# [Your goal]
Go through the data below. List every line that holds the word "icon".

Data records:
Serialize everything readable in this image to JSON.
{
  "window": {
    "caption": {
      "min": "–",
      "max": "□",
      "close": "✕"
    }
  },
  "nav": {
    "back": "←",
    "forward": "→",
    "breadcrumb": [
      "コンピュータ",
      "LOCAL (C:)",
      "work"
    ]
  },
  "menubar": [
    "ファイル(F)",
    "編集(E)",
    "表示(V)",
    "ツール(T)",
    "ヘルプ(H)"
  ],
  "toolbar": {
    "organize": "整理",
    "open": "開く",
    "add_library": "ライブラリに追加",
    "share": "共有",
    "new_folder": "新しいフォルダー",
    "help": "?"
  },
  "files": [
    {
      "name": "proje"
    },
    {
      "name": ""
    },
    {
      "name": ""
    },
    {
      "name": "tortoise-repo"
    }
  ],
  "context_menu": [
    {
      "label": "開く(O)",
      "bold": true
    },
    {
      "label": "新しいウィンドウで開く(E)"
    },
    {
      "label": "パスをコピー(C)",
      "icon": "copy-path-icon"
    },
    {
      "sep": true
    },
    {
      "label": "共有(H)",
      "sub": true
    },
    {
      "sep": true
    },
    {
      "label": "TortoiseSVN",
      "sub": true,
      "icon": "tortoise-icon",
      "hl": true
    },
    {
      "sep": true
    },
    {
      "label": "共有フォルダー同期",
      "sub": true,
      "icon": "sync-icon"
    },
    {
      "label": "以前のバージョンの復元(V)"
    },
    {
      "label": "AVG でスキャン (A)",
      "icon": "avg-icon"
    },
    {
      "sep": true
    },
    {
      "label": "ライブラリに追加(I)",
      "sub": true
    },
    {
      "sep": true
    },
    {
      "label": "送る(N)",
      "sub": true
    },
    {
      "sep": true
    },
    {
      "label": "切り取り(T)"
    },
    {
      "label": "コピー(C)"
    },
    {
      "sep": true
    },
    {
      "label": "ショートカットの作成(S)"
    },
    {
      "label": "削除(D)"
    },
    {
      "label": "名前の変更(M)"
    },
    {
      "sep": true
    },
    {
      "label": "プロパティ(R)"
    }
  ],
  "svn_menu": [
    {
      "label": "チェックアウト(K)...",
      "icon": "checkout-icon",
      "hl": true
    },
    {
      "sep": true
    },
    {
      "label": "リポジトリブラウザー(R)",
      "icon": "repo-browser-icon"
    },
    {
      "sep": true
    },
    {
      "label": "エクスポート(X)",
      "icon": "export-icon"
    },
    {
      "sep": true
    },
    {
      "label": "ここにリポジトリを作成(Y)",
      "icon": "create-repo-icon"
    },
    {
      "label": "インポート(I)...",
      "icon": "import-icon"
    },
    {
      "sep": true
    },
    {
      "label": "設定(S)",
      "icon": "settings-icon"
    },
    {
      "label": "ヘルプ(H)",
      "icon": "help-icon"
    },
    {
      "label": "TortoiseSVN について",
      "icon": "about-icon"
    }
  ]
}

# [Problem solution]
      "icon": "copy-path-icon"
      "icon": "tortoise-icon",
      "icon": "sync-icon"
      "icon": "avg-icon"
      "icon": "checkout-icon",
      "icon": "repo-browser-icon"
      "icon": "export-icon"
      "icon": "create-repo-icon"
      "icon": "import-icon"
      "icon": "settings-icon"
      "icon": "help-icon"
      "icon": "about-icon"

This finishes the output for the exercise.